Locate every line below that contains the word "colorbar" and copy it.
☆ ☆ ☆ ☆
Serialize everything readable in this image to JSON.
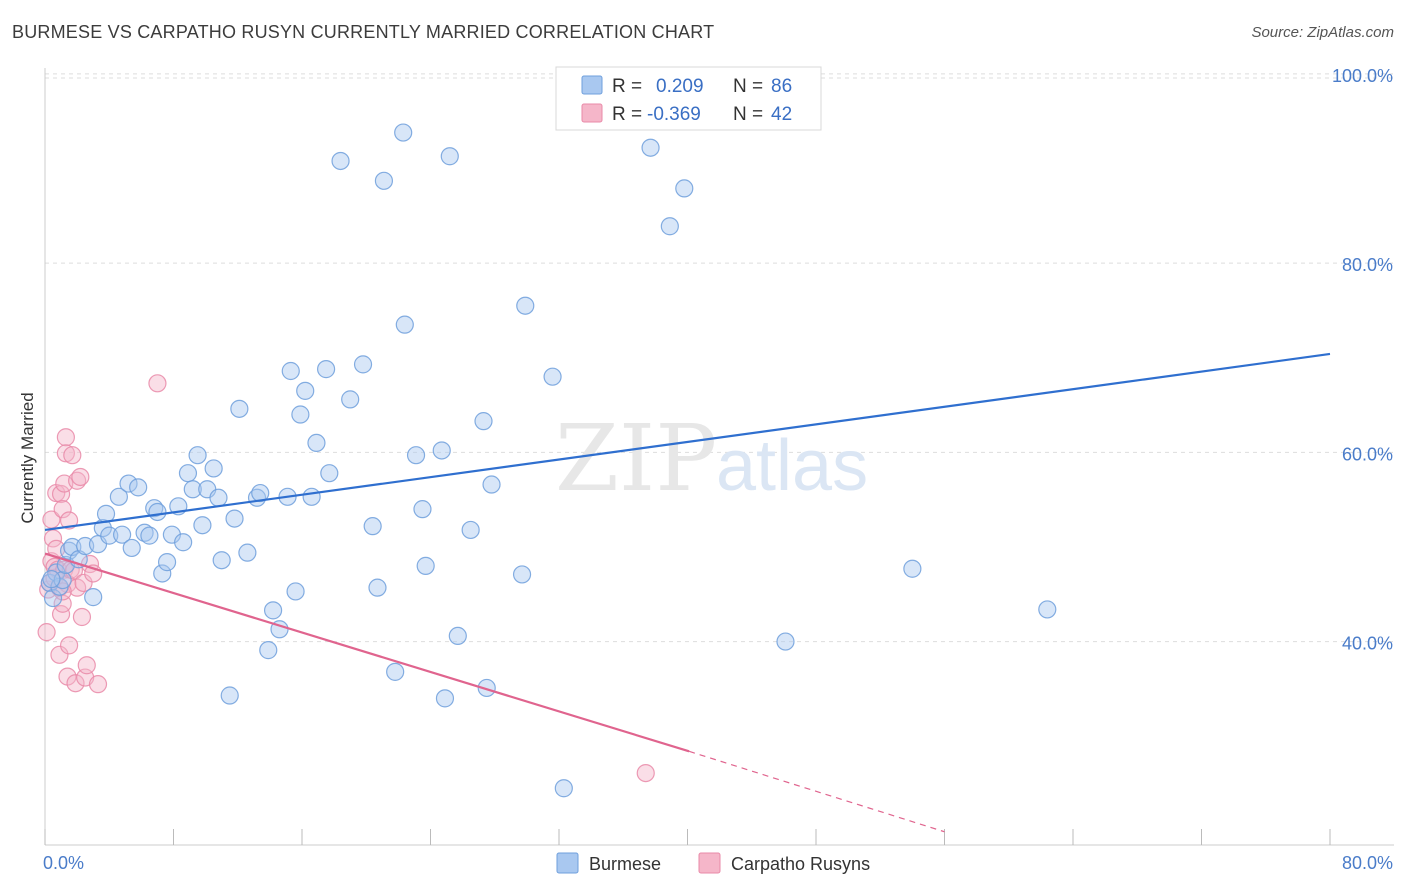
{
  "header": {
    "title": "BURMESE VS CARPATHO RUSYN CURRENTLY MARRIED CORRELATION CHART",
    "source": "Source: ZipAtlas.com"
  },
  "watermark": {
    "zip": "ZIP",
    "atlas": "atlas"
  },
  "legend": {
    "rows": [
      {
        "r_label": "R =",
        "r_value": "0.209",
        "n_label": "N =",
        "n_value": "86"
      },
      {
        "r_label": "R =",
        "r_value": "-0.369",
        "n_label": "N =",
        "n_value": "42"
      }
    ]
  },
  "bottom_legend": [
    "Burmese",
    "Carpatho Rusyns"
  ],
  "colors": {
    "burmese_fill": "#a9c8f0",
    "burmese_stroke": "#6f9fdc",
    "burmese_line": "#2f6fcf",
    "rusyn_fill": "#f5b6c9",
    "rusyn_stroke": "#e98aa8",
    "rusyn_line": "#e0648e",
    "tick_text": "#4a7cc9",
    "grid": "#dddddd"
  },
  "chart_data": {
    "type": "scatter",
    "title": "BURMESE VS CARPATHO RUSYN CURRENTLY MARRIED CORRELATION CHART",
    "ylabel": "Currently Married",
    "xlabel": "",
    "xlim": [
      0,
      80
    ],
    "ylim": [
      18.5,
      102
    ],
    "x_tick_labels": [
      "0.0%",
      "80.0%"
    ],
    "y_ticks": [
      40,
      60,
      80,
      100
    ],
    "y_tick_labels": [
      "40.0%",
      "60.0%",
      "80.0%",
      "100.0%"
    ],
    "grid": true,
    "legend_position": "top-center",
    "series": [
      {
        "name": "Burmese",
        "r": 0.209,
        "n": 86,
        "trend": {
          "x": [
            0,
            80
          ],
          "y": [
            51.8,
            70.4
          ]
        },
        "points": [
          [
            0.3,
            46.2
          ],
          [
            0.5,
            44.6
          ],
          [
            0.7,
            47.3
          ],
          [
            0.9,
            45.8
          ],
          [
            1.1,
            46.5
          ],
          [
            1.3,
            48.1
          ],
          [
            1.5,
            49.6
          ],
          [
            1.7,
            50.0
          ],
          [
            2.1,
            48.7
          ],
          [
            2.5,
            50.1
          ],
          [
            3.0,
            44.7
          ],
          [
            3.3,
            50.3
          ],
          [
            3.6,
            52.0
          ],
          [
            3.8,
            53.5
          ],
          [
            4.0,
            51.2
          ],
          [
            4.6,
            55.3
          ],
          [
            4.8,
            51.3
          ],
          [
            5.2,
            56.7
          ],
          [
            5.4,
            49.9
          ],
          [
            5.8,
            56.3
          ],
          [
            6.2,
            51.5
          ],
          [
            6.5,
            51.2
          ],
          [
            6.8,
            54.1
          ],
          [
            7.0,
            53.7
          ],
          [
            7.3,
            47.2
          ],
          [
            7.6,
            48.4
          ],
          [
            7.9,
            51.3
          ],
          [
            8.3,
            54.3
          ],
          [
            8.6,
            50.5
          ],
          [
            8.9,
            57.8
          ],
          [
            9.2,
            56.1
          ],
          [
            9.5,
            59.7
          ],
          [
            9.8,
            52.3
          ],
          [
            10.1,
            56.1
          ],
          [
            10.5,
            58.3
          ],
          [
            10.8,
            55.2
          ],
          [
            11.0,
            48.6
          ],
          [
            11.5,
            34.3
          ],
          [
            11.8,
            53.0
          ],
          [
            12.1,
            64.6
          ],
          [
            12.6,
            49.4
          ],
          [
            13.2,
            55.2
          ],
          [
            13.4,
            55.7
          ],
          [
            13.9,
            39.1
          ],
          [
            14.2,
            43.3
          ],
          [
            14.6,
            41.3
          ],
          [
            15.1,
            55.3
          ],
          [
            15.3,
            68.6
          ],
          [
            15.6,
            45.3
          ],
          [
            15.9,
            64.0
          ],
          [
            16.2,
            66.5
          ],
          [
            16.6,
            55.3
          ],
          [
            16.9,
            61.0
          ],
          [
            17.5,
            68.8
          ],
          [
            17.7,
            57.8
          ],
          [
            18.4,
            90.8
          ],
          [
            19.0,
            65.6
          ],
          [
            19.8,
            69.3
          ],
          [
            20.4,
            52.2
          ],
          [
            20.7,
            45.7
          ],
          [
            21.1,
            88.7
          ],
          [
            21.8,
            36.8
          ],
          [
            22.3,
            93.8
          ],
          [
            22.4,
            73.5
          ],
          [
            23.1,
            59.7
          ],
          [
            23.5,
            54.0
          ],
          [
            23.7,
            48.0
          ],
          [
            24.7,
            60.2
          ],
          [
            24.9,
            34.0
          ],
          [
            25.2,
            91.3
          ],
          [
            25.7,
            40.6
          ],
          [
            26.5,
            51.8
          ],
          [
            27.3,
            63.3
          ],
          [
            27.5,
            35.1
          ],
          [
            27.8,
            56.6
          ],
          [
            29.7,
            47.1
          ],
          [
            29.9,
            75.5
          ],
          [
            31.6,
            68.0
          ],
          [
            32.3,
            24.5
          ],
          [
            37.7,
            92.2
          ],
          [
            38.9,
            83.9
          ],
          [
            39.8,
            87.9
          ],
          [
            46.1,
            40.0
          ],
          [
            54.0,
            47.7
          ],
          [
            62.4,
            43.4
          ],
          [
            0.4,
            46.6
          ]
        ]
      },
      {
        "name": "Carpatho Rusyns",
        "r": -0.369,
        "n": 42,
        "trend": {
          "x": [
            0,
            40.1
          ],
          "y": [
            49.3,
            28.4
          ]
        },
        "trend_dashed": {
          "x": [
            40.1,
            56.0
          ],
          "y": [
            28.4,
            19.9
          ]
        },
        "points": [
          [
            0.1,
            41.0
          ],
          [
            0.2,
            45.5
          ],
          [
            0.3,
            46.2
          ],
          [
            0.4,
            48.5
          ],
          [
            0.4,
            52.9
          ],
          [
            0.5,
            50.9
          ],
          [
            0.6,
            47.9
          ],
          [
            0.6,
            46.7
          ],
          [
            0.7,
            55.7
          ],
          [
            0.7,
            49.8
          ],
          [
            0.8,
            47.6
          ],
          [
            0.9,
            38.6
          ],
          [
            0.9,
            45.7
          ],
          [
            1.0,
            42.9
          ],
          [
            1.0,
            55.6
          ],
          [
            1.1,
            54.0
          ],
          [
            1.1,
            44.0
          ],
          [
            1.2,
            56.7
          ],
          [
            1.2,
            47.6
          ],
          [
            1.3,
            61.6
          ],
          [
            1.3,
            59.9
          ],
          [
            1.4,
            46.1
          ],
          [
            1.4,
            36.3
          ],
          [
            1.5,
            39.6
          ],
          [
            1.5,
            52.8
          ],
          [
            1.6,
            47.6
          ],
          [
            1.7,
            59.7
          ],
          [
            1.8,
            47.5
          ],
          [
            1.9,
            35.6
          ],
          [
            2.0,
            57.0
          ],
          [
            2.0,
            45.7
          ],
          [
            2.2,
            57.4
          ],
          [
            2.3,
            42.6
          ],
          [
            2.4,
            46.2
          ],
          [
            2.5,
            36.2
          ],
          [
            2.6,
            37.5
          ],
          [
            2.8,
            48.2
          ],
          [
            3.0,
            47.2
          ],
          [
            3.3,
            35.5
          ],
          [
            7.0,
            67.3
          ],
          [
            37.4,
            26.1
          ],
          [
            1.1,
            45.3
          ]
        ]
      }
    ]
  }
}
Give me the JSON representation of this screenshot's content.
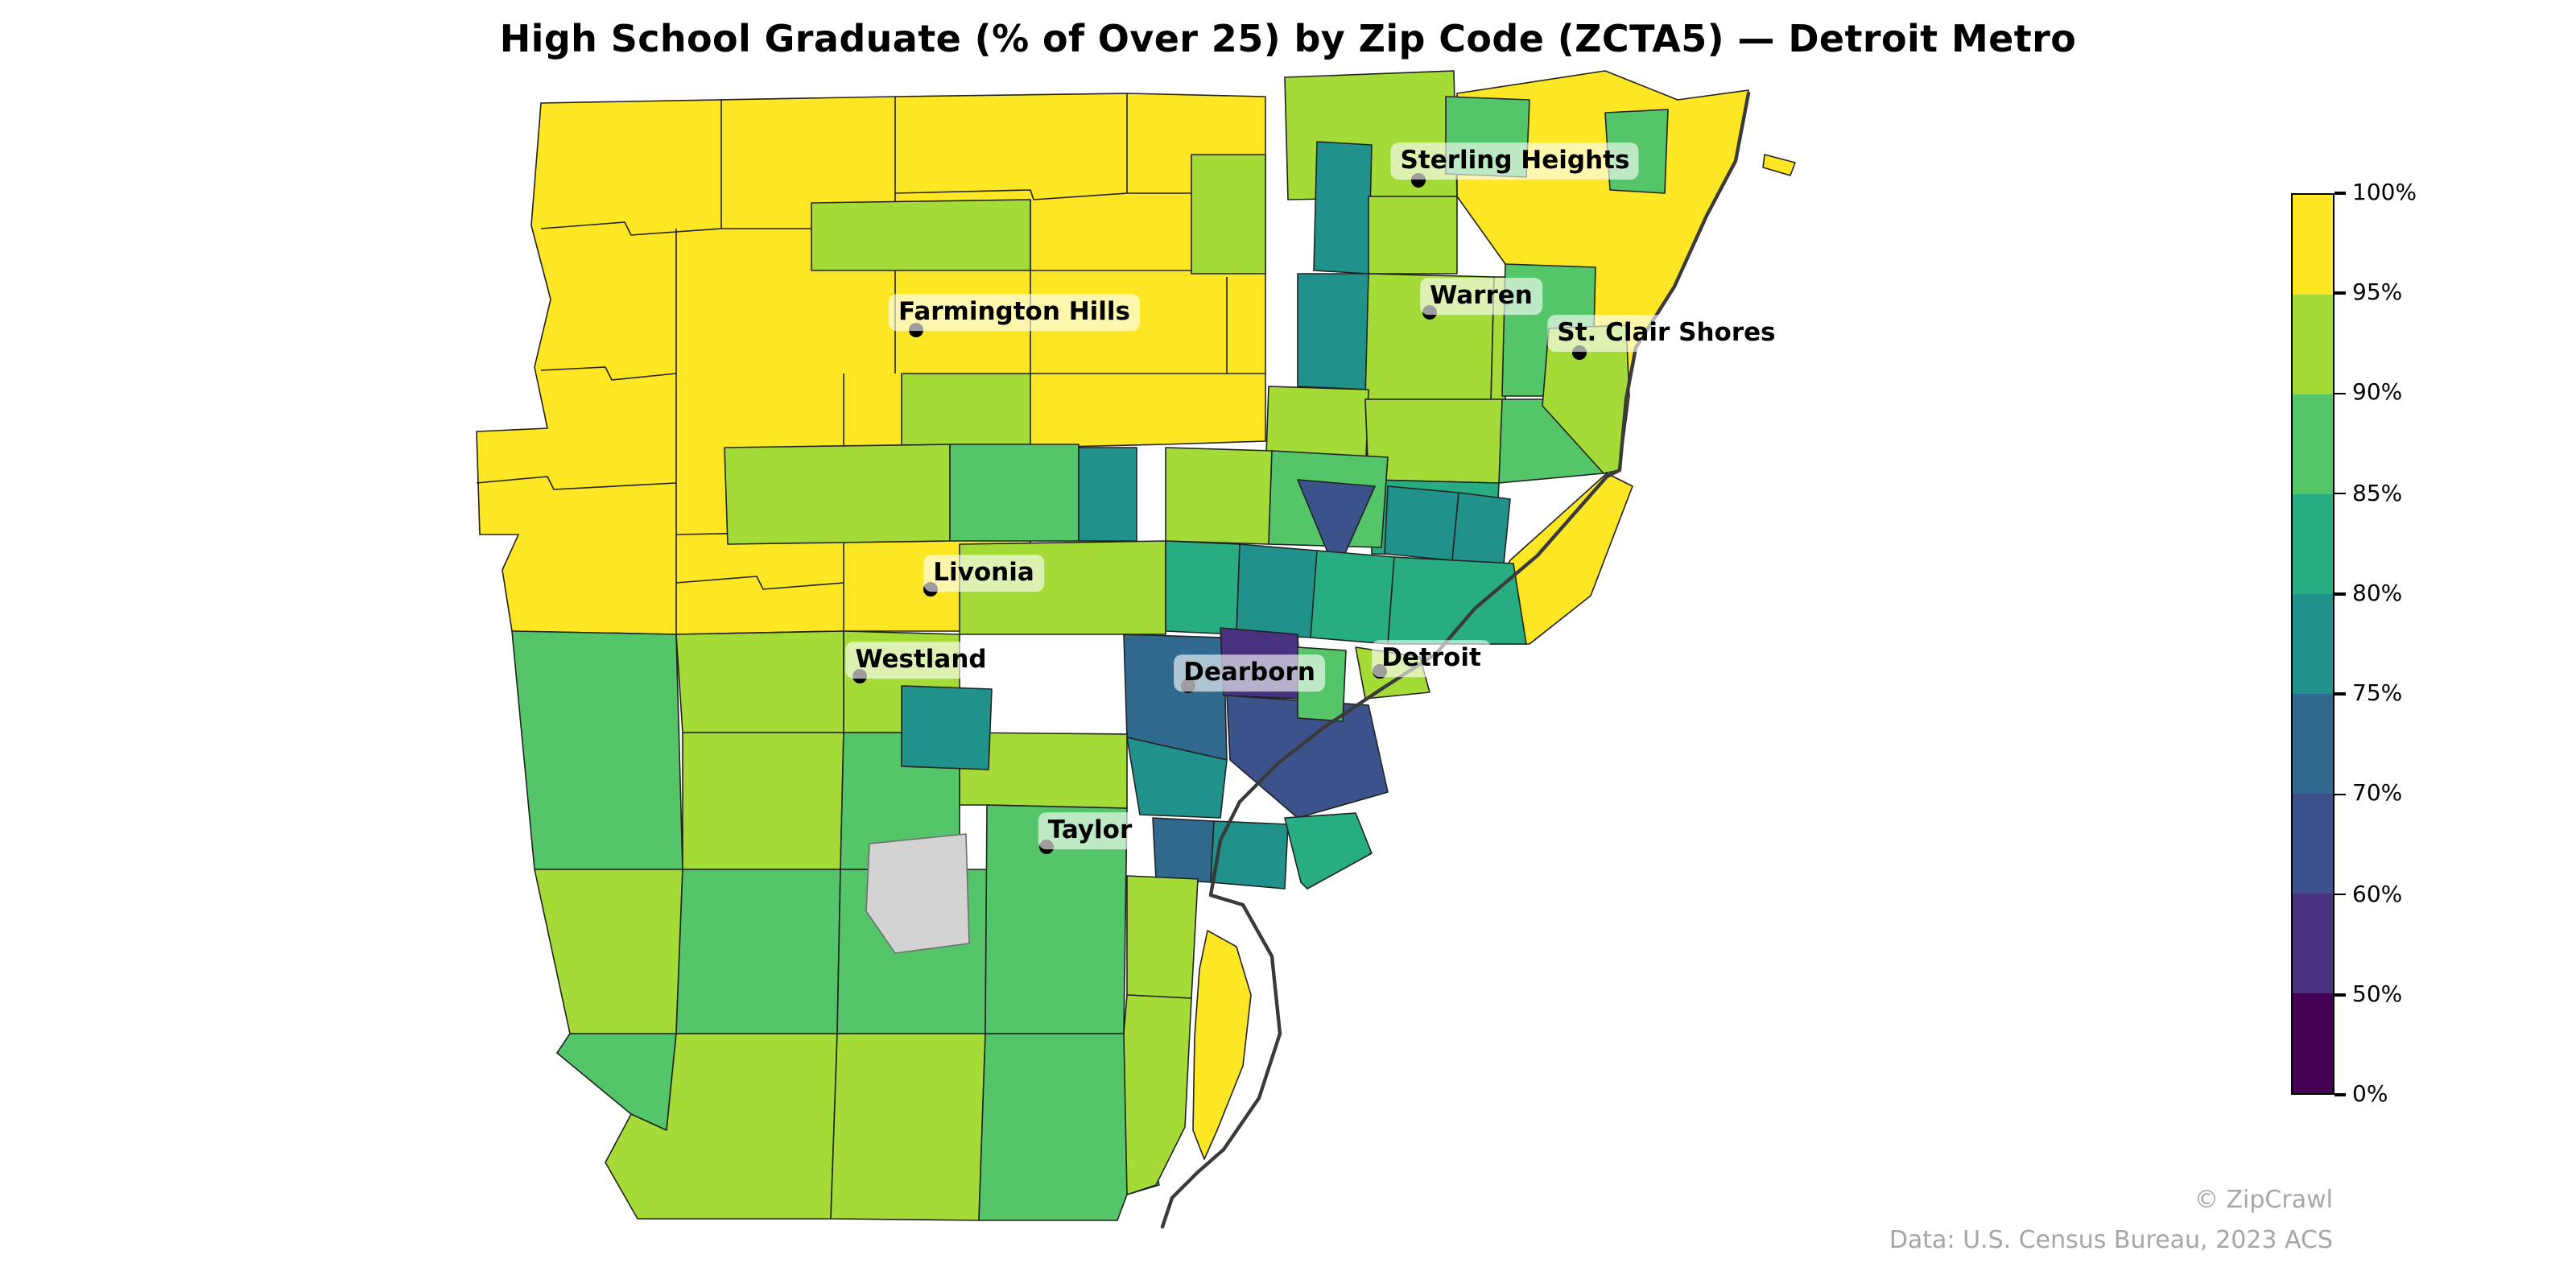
{
  "title": "High School Graduate (% of Over 25) by Zip Code (ZCTA5) — Detroit Metro",
  "attribution": {
    "watermark": "© ZipCrawl",
    "source_note": "Data: U.S. Census Bureau, 2023 ACS"
  },
  "colorbar": {
    "tick_labels": [
      "100%",
      "95%",
      "90%",
      "85%",
      "80%",
      "75%",
      "70%",
      "60%",
      "50%",
      "0%"
    ],
    "segments_top_to_bottom": [
      {
        "range": "95-100%",
        "color": "#fde725"
      },
      {
        "range": "90-95%",
        "color": "#a5db36"
      },
      {
        "range": "85-90%",
        "color": "#54c568"
      },
      {
        "range": "80-85%",
        "color": "#27ad81"
      },
      {
        "range": "75-80%",
        "color": "#21918c"
      },
      {
        "range": "70-75%",
        "color": "#31688e"
      },
      {
        "range": "60-70%",
        "color": "#3b528b"
      },
      {
        "range": "50-60%",
        "color": "#46327e"
      },
      {
        "range": "0-50%",
        "color": "#440154"
      }
    ]
  },
  "cities": [
    {
      "name": "Sterling Heights",
      "dot": [
        881,
        112
      ],
      "label": [
        941,
        100
      ]
    },
    {
      "name": "Farmington Hills",
      "dot": [
        569,
        205
      ],
      "label": [
        630,
        194
      ]
    },
    {
      "name": "Warren",
      "dot": [
        888,
        194
      ],
      "label": [
        920,
        184
      ]
    },
    {
      "name": "St. Clair Shores",
      "dot": [
        981,
        219
      ],
      "label": [
        1035,
        207
      ]
    },
    {
      "name": "Livonia",
      "dot": [
        578,
        366
      ],
      "label": [
        611,
        356
      ]
    },
    {
      "name": "Westland",
      "dot": [
        534,
        420
      ],
      "label": [
        572,
        410
      ]
    },
    {
      "name": "Dearborn",
      "dot": [
        738,
        426
      ],
      "label": [
        776,
        418
      ]
    },
    {
      "name": "Detroit",
      "dot": [
        857,
        417
      ],
      "label": [
        889,
        409
      ]
    },
    {
      "name": "Taylor",
      "dot": [
        650,
        526
      ],
      "label": [
        677,
        516
      ]
    }
  ],
  "chart_data": {
    "type": "choropleth",
    "title": "High School Graduate (% of Over 25) by Zip Code (ZCTA5) — Detroit Metro",
    "geography": "ZCTA5 zip code areas, Detroit metropolitan region, Michigan",
    "metric": "Percent of population over age 25 that graduated high school",
    "colormap": "viridis, discrete bins",
    "bin_edges_percent": [
      0,
      50,
      60,
      70,
      75,
      80,
      85,
      90,
      95,
      100
    ],
    "bin_colors": [
      "#440154",
      "#46327e",
      "#3b528b",
      "#31688e",
      "#21918c",
      "#27ad81",
      "#54c568",
      "#a5db36",
      "#fde725"
    ],
    "no_data_color": "#d3d3d3",
    "legend_position": "right vertical colorbar",
    "labeled_cities": [
      "Sterling Heights",
      "Farmington Hills",
      "Warren",
      "St. Clair Shores",
      "Livonia",
      "Westland",
      "Dearborn",
      "Detroit",
      "Taylor"
    ],
    "spatial_pattern": {
      "95_100": "Outer western / northwestern suburbs (Farmington Hills, Livonia, Novi area) plus NE lakeshore and Grosse Pointe strip — bright yellow",
      "90_95": "Inner-ring suburbs: Warren, St. Clair Shores, Westland, Sterling Heights — yellow-green",
      "75_90": "Detroit city neighborhoods, downriver and near-east suburbs — greens and teals",
      "60_75": "Central Detroit / Hamtramck triangle and south Dearborn — steel blue and navy",
      "50_60": "Small indigo zone at Dearborn",
      "no_data": "One light-gray polygon southwest of Taylor",
      "water": "Lake St. Clair and Detroit River shown white with dark international-border line"
    }
  }
}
☆ ☆ ☆ ☆
Result of the task:
  "colorbar": {
    "legend_position": "right vertical colorbar",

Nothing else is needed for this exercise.